Aim
Copy out every line of the entries below word for word, leaving out the pictures.

Material
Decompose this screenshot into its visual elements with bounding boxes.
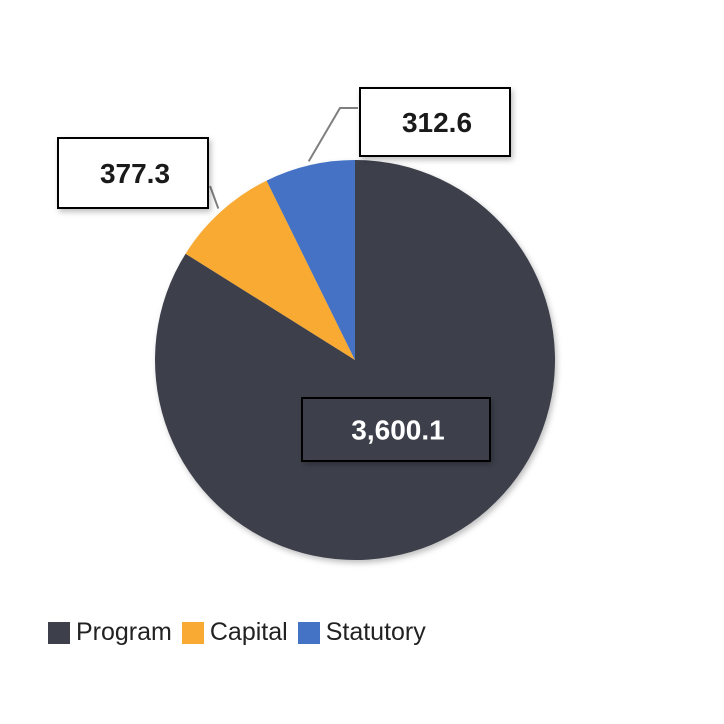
pie-slices [155,160,556,560]
data-label-box [57,137,209,209]
leader-line-capital [209,185,220,209]
pie-slice-statutory [266,160,355,360]
data-label-box [359,87,511,157]
leader-lines [209,107,358,209]
legend-swatch [297,621,320,644]
data-label-program: 3,600.1 [301,397,491,462]
legend: Program Capital Statutory [48,618,436,647]
legend-item-capital: Capital [181,618,288,647]
data-label-capital: 377.3 [57,137,209,209]
pie-slice-capital [185,180,355,360]
data-label-box [301,397,491,462]
legend-label: Statutory [325,618,426,646]
legend-item-program: Program [48,618,172,647]
data-label-text: 377.3 [100,158,170,189]
data-labels: 3,600.1 377.3 312.6 [57,87,511,462]
legend-label: Program [76,618,172,646]
legend-item-statutory: Statutory [297,618,426,647]
leader-line-statutory [307,107,358,162]
legend-swatch [48,621,70,644]
legend-label: Capital [209,618,288,646]
data-label-text: 312.6 [402,107,472,138]
legend-swatch [181,621,204,644]
data-label-text: 3,600.1 [351,415,444,446]
data-label-statutory: 312.6 [359,87,511,157]
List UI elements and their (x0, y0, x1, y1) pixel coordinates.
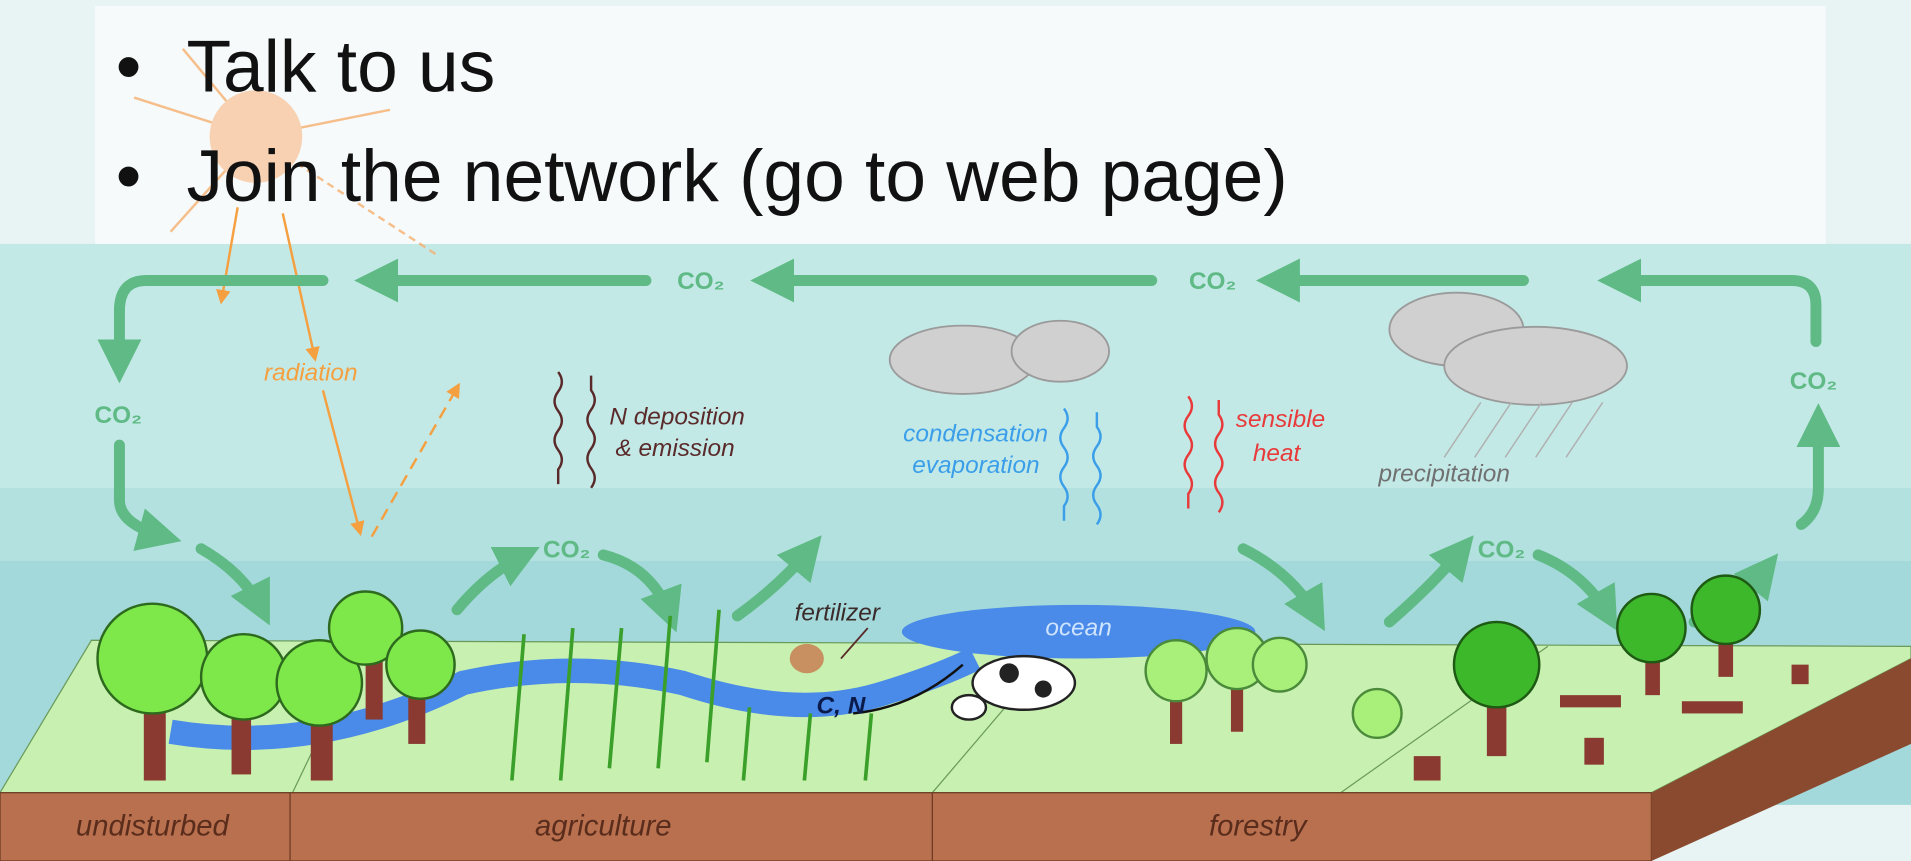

Solved exercise
Decompose this screenshot into its visual elements with bounding boxes.
pie-slices [155,160,556,560]
data-label-box [57,137,209,209]
leader-line-capital [209,185,220,209]
pie-slice-statutory [266,160,355,360]
data-label-box [359,87,511,157]
leader-lines [209,107,358,209]
legend-swatch [297,621,320,644]
data-label-program: 3,600.1 [301,397,491,462]
legend: Program Capital Statutory [48,618,436,647]
legend-item-capital: Capital [181,618,288,647]
data-label-capital: 377.3 [57,137,209,209]
pie-slice-capital [185,180,355,360]
data-label-box [301,397,491,462]
legend-label: Statutory [325,618,426,646]
legend-item-program: Program [48,618,172,647]
data-label-text: 377.3 [100,158,170,189]
data-labels: 3,600.1 377.3 312.6 [57,87,511,462]
legend-label: Program [76,618,172,646]
legend-item-statutory: Statutory [297,618,426,647]
leader-line-statutory [307,107,358,162]
legend-swatch [48,621,70,644]
legend-label: Capital [209,618,288,646]
data-label-text: 312.6 [402,107,472,138]
legend-swatch [181,621,204,644]
data-label-text: 3,600.1 [351,415,444,446]
data-label-statutory: 312.6 [359,87,511,157]
List UI elements and their (x0, y0, x1, y1) pixel coordinates.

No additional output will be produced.